Task brief:
Scan the data beneath this task and copy each line that includes "from".

Data:

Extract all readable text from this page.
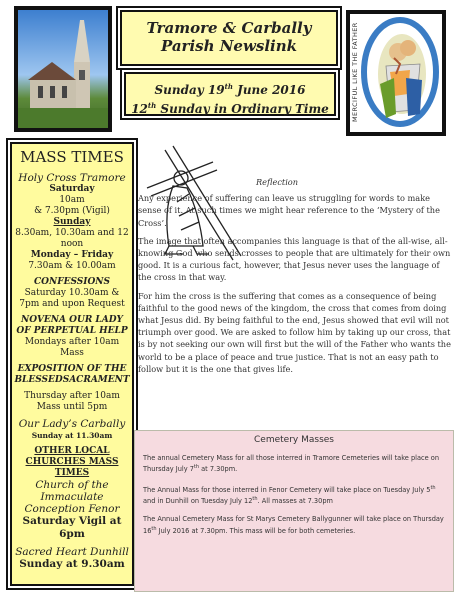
Tramore & Carbally
Parish Newslink
Sunday 19th June 2016
12th Sunday in Ordinary Time	MERCIFUL LIKE THE FATHER
MASS TIMES
Holy Cross Tramore
Saturday
10am
& 7.30pm (Vigil)
Sunday
8.30am, 10.30am and 12 noon
Monday – Friday
7.30am & 10.00am
CONFESSIONS
Saturday 10.30am & 7pm and upon Request
NOVENA OUR LADY OF PERPETUAL HELP
Mondays after 10am Mass
EXPOSITION OF THE BLESSEDSACRAMENT
Thursday after 10am Mass until 5pm
Our Lady’s Carbally
Sunday at 11.30am
OTHER LOCAL CHURCHES MASS TIMES
Church of the Immaculate Conception Fenor
Saturday Vigil at 6pm
Sacred Heart Dunhill
Sunday at 9.30am
Reflection

Any experience of suffering can leave us struggling for words to make sense of it. At such times we might hear reference to the ‘Mystery of the Cross’.

The image that often accompanies this language is that of the all-wise, all-knowing God who sends crosses to people that are ultimately for their own good. It is a curious fact, however, that Jesus never uses the language of the cross in that way.

For him the cross is the suffering that comes as a consequence of being faithful to the good news of the kingdom, the cross that comes from doing what Jesus did. By being faithful to the end, Jesus showed that evil will not triumph over good. We are asked to follow him by taking up our cross, that is by not seeking our own will first but the will of the Father who wants the world to be a place of peace and true justice. That is not an easy path to follow but it is the one that gives life.

Cemetery Masses

The annual Cemetery Mass for all those interred in Tramore Cemeteries will take place on Thursday July 7th at 7.30pm.

The Annual Mass for those interred in Fenor Cemetery will take place on Tuesday July 5th and in Dunhill on Tuesday July 12th. All masses at 7.30pm

The Annual Cemetery Mass for St Marys Cemetery Ballygunner will take place on Thursday 16th July 2016 at 7.30pm. This mass will be for both cemeteries.
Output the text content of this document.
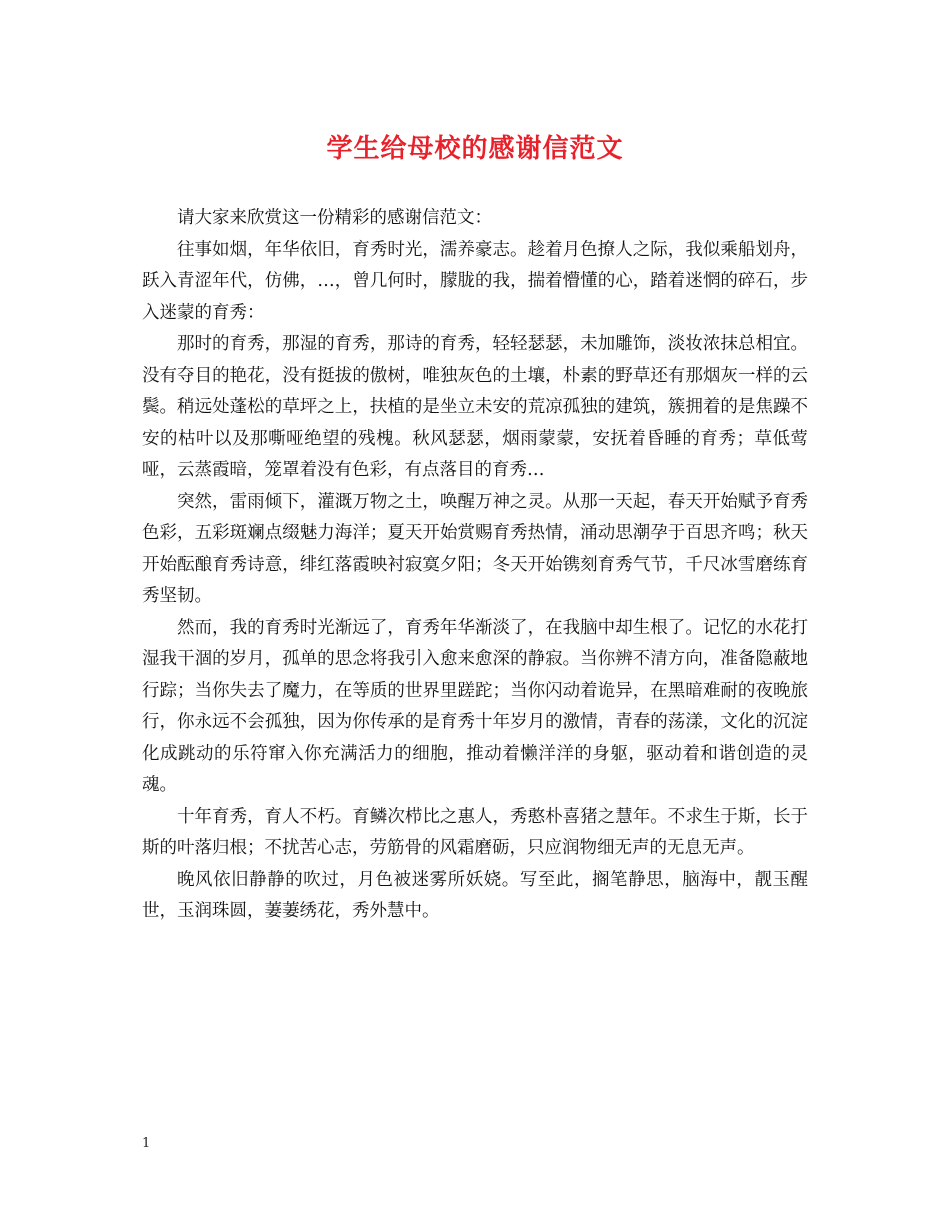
学生给母校的感谢信范文

请大家来欣赏这一份精彩的感谢信范文：

往事如烟，年华依旧，育秀时光，濡养豪志。趁着月色撩人之际，我似乘船划舟，跃入青涩年代，仿佛，…，曾几何时，朦胧的我，揣着懵懂的心，踏着迷惘的碎石，步入迷蒙的育秀：

那时的育秀，那湿的育秀，那诗的育秀，轻轻瑟瑟，未加雕饰，淡妆浓抹总相宜。没有夺目的艳花，没有挺拔的傲树，唯独灰色的土壤，朴素的野草还有那烟灰一样的云鬓。稍远处蓬松的草坪之上，扶植的是坐立未安的荒凉孤独的建筑，簇拥着的是焦躁不安的枯叶以及那嘶哑绝望的残槐。秋风瑟瑟，烟雨蒙蒙，安抚着昏睡的育秀；草低莺哑，云蒸霞暗，笼罩着没有色彩，有点落目的育秀…

突然，雷雨倾下，灌溉万物之土，唤醒万神之灵。从那一天起，春天开始赋予育秀色彩，五彩斑斓点缀魅力海洋；夏天开始赏赐育秀热情，涌动思潮孕于百思齐鸣；秋天开始酝酿育秀诗意，绯红落霞映衬寂寞夕阳；冬天开始镌刻育秀气节，千尺冰雪磨练育秀坚韧。

然而，我的育秀时光渐远了，育秀年华渐淡了，在我脑中却生根了。记忆的水花打湿我干涸的岁月，孤单的思念将我引入愈来愈深的静寂。当你辨不清方向，准备隐蔽地行踪；当你失去了魔力，在等质的世界里蹉跎；当你闪动着诡异，在黑暗难耐的夜晚旅行，你永远不会孤独，因为你传承的是育秀十年岁月的激情，青春的荡漾，文化的沉淀化成跳动的乐符窜入你充满活力的细胞，推动着懒洋洋的身躯，驱动着和谐创造的灵魂。

十年育秀，育人不朽。育鳞次栉比之惠人，秀憨朴喜猪之慧年。不求生于斯，长于斯的叶落归根；不扰苦心志，劳筋骨的风霜磨砺，只应润物细无声的无息无声。

晚风依旧静静的吹过，月色被迷雾所妖娆。写至此，搁笔静思，脑海中，靓玉醒世，玉润珠圆，萋萋绣花，秀外慧中。

1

The solution:
Extract all readable text from this page.
For him the cross is the suffering that comes as a consequence of being faithful to the good news of the kingdom, the cross that comes from doing what Jesus did. By being faithful to the end, Jesus showed that evil will not triumph over good. We are asked to follow him by taking up our cross, that is by not seeking our own will first but the will of the Father who wants the world to be a place of peace and true justice. That is not an easy path to follow but it is the one that gives life.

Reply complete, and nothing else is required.